▸ **Set exercise**: Copy every entry precisely.

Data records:
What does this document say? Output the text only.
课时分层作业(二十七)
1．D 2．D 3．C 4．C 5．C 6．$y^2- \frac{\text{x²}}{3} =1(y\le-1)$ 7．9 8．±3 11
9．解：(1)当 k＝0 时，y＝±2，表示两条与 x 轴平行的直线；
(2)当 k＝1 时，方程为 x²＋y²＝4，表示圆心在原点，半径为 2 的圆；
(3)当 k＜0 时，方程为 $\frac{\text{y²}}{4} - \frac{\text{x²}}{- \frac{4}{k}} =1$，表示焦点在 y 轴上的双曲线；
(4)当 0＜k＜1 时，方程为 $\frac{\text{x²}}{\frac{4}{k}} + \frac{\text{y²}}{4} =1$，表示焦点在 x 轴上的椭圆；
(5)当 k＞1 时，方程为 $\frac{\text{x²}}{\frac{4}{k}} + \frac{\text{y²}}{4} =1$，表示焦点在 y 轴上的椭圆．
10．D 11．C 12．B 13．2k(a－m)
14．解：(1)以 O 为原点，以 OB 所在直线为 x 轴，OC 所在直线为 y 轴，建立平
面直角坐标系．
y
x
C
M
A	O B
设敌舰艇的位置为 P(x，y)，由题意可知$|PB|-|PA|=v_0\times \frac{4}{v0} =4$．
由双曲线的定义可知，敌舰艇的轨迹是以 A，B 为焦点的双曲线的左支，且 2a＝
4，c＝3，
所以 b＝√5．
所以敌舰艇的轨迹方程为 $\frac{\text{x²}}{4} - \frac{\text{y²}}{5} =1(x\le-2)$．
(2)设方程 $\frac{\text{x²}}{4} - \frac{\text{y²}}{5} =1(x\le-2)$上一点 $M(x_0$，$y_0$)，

▸ **Exercise output**:
What does this document say? Output the text only.
课时分层作业(二十七)
1．D 2．D 3．C 4．C 5．C 6．$y^2- \frac{\text{x²}}{3} =1(y\le-1)$ 7．9 8．±3 11
9．解：(1)当 k＝0 时，y＝±2，表示两条与 x 轴平行的直线；
(2)当 k＝1 时，方程为 x²＋y²＝4，表示圆心在原点，半径为 2 的圆；
(3)当 k＜0 时，方程为 $\frac{\text{y²}}{4} - \frac{\text{x²}}{- \frac{4}{k}} =1$，表示焦点在 y 轴上的双曲线；
(4)当 0＜k＜1 时，方程为 $\frac{\text{x²}}{\frac{4}{k}} + \frac{\text{y²}}{4} =1$，表示焦点在 x 轴上的椭圆；
(5)当 k＞1 时，方程为 $\frac{\text{x²}}{\frac{4}{k}} + \frac{\text{y²}}{4} =1$，表示焦点在 y 轴上的椭圆．
10．D 11．C 12．B 13．2k(a－m)
14．解：(1)以 O 为原点，以 OB 所在直线为 x 轴，OC 所在直线为 y 轴，建立平
面直角坐标系．
y
x
C
M
A	O B
设敌舰艇的位置为 P(x，y)，由题意可知$|PB|-|PA|=v_0\times \frac{4}{v0} =4$．
由双曲线的定义可知，敌舰艇的轨迹是以 A，B 为焦点的双曲线的左支，且 2a＝
4，c＝3，
所以 b＝√5．
所以敌舰艇的轨迹方程为 $\frac{\text{x²}}{4} - \frac{\text{y²}}{5} =1(x\le-2)$．
(2)设方程 $\frac{\text{x²}}{4} - \frac{\text{y²}}{5} =1(x\le-2)$上一点 $M(x_0$，$y_0$)，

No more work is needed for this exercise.